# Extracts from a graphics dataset

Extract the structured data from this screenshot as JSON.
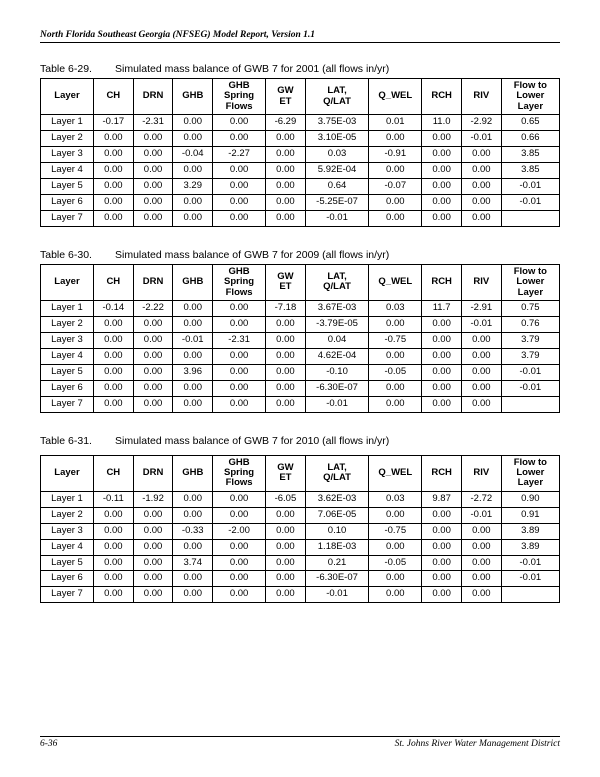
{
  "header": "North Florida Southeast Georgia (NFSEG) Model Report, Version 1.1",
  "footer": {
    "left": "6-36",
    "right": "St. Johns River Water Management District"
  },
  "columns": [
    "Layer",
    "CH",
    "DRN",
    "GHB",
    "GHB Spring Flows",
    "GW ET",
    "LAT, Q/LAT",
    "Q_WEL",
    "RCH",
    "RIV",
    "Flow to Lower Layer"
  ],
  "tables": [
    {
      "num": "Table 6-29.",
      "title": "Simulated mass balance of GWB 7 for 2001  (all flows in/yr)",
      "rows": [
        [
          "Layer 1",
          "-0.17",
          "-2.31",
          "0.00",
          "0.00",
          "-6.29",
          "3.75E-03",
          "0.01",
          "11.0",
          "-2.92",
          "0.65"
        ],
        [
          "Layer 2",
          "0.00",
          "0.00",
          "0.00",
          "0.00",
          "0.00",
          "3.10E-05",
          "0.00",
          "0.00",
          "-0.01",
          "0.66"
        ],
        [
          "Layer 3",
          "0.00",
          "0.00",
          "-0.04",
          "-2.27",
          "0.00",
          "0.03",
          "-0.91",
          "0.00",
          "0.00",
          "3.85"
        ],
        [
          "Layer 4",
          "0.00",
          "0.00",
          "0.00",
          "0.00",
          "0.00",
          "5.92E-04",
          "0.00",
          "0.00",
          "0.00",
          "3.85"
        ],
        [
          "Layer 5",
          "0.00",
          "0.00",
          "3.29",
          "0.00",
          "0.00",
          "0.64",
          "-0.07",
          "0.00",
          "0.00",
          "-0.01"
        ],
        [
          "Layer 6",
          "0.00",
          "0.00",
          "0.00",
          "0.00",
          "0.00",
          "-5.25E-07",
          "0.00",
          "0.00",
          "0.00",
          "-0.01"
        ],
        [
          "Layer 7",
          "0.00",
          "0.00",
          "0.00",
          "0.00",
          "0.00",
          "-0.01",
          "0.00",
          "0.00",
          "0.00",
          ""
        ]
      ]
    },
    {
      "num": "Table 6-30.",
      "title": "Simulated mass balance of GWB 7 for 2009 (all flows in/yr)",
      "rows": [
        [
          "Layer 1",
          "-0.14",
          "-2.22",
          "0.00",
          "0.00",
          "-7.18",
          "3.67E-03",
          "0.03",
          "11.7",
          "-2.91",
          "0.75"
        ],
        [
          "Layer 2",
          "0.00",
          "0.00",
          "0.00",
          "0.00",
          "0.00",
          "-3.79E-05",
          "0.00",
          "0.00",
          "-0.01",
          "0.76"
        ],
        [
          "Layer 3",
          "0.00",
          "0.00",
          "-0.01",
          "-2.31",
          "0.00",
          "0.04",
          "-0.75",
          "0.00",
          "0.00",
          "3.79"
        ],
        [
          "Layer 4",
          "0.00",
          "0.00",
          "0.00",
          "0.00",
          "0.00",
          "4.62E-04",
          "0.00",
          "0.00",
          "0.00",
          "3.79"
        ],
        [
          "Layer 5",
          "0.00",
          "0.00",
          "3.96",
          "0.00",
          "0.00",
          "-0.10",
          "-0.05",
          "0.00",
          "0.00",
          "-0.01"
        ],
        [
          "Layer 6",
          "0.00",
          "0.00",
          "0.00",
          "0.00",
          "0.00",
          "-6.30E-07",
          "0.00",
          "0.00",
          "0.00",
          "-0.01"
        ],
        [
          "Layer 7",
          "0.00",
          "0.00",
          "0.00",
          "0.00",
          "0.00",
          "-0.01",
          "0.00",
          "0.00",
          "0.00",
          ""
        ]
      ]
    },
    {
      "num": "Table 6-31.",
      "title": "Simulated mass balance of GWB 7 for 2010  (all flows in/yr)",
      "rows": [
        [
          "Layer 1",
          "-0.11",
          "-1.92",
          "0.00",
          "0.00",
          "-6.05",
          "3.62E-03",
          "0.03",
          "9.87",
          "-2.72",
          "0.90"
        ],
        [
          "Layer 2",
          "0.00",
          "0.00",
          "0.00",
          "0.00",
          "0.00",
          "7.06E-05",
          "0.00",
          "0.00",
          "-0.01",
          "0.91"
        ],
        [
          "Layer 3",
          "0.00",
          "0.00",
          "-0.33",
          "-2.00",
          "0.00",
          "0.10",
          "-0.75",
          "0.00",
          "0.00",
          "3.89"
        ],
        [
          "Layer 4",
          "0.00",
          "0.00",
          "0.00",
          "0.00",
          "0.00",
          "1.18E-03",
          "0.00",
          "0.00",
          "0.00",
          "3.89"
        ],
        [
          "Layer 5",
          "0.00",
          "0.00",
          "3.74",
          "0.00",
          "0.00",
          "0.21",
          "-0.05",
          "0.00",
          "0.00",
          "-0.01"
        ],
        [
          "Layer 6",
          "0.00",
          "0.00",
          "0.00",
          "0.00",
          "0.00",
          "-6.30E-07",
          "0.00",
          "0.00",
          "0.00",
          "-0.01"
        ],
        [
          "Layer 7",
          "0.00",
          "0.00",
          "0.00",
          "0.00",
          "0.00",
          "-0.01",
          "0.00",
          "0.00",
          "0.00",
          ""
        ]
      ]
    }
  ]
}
* * *
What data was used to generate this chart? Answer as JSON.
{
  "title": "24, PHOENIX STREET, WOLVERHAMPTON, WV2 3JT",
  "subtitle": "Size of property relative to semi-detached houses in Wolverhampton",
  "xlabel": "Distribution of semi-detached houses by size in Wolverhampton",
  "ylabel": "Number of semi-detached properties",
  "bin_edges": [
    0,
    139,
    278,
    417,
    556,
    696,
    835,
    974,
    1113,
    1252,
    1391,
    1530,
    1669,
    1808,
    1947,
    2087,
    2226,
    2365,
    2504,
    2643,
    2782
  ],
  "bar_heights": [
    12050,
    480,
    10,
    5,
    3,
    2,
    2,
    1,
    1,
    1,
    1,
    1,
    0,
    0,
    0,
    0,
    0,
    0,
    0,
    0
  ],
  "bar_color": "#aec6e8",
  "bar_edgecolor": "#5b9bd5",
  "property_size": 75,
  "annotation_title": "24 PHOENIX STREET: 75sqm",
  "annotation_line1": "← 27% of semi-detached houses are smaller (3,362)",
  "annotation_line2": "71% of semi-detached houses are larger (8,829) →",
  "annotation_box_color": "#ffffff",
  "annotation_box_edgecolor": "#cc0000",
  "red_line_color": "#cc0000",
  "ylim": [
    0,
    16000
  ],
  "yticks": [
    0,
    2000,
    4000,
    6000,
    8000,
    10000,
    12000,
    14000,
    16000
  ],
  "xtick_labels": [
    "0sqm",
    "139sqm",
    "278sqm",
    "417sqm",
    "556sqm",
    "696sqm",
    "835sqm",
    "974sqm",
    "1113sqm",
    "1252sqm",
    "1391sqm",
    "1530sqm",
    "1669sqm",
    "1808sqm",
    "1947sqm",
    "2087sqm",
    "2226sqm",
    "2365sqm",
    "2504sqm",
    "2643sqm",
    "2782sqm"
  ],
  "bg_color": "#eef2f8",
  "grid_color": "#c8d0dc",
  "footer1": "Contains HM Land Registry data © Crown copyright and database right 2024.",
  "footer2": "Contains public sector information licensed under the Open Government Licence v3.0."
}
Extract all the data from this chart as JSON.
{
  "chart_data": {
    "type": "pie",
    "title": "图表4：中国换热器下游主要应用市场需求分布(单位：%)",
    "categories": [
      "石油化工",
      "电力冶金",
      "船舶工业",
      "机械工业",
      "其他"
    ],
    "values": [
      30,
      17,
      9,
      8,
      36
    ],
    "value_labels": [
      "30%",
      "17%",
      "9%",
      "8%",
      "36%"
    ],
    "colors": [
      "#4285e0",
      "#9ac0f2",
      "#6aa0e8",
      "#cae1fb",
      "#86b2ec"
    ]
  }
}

# YOUR TASK
Filter the data for the string "Simulated" and copy every line that has it.

# RESPONSE TO THE TASK
      "title": "Simulated mass balance of GWB 7 for 2001  (all flows in/yr)",
      "title": "Simulated mass balance of GWB 7 for 2009 (all flows in/yr)",
      "title": "Simulated mass balance of GWB 7 for 2010  (all flows in/yr)",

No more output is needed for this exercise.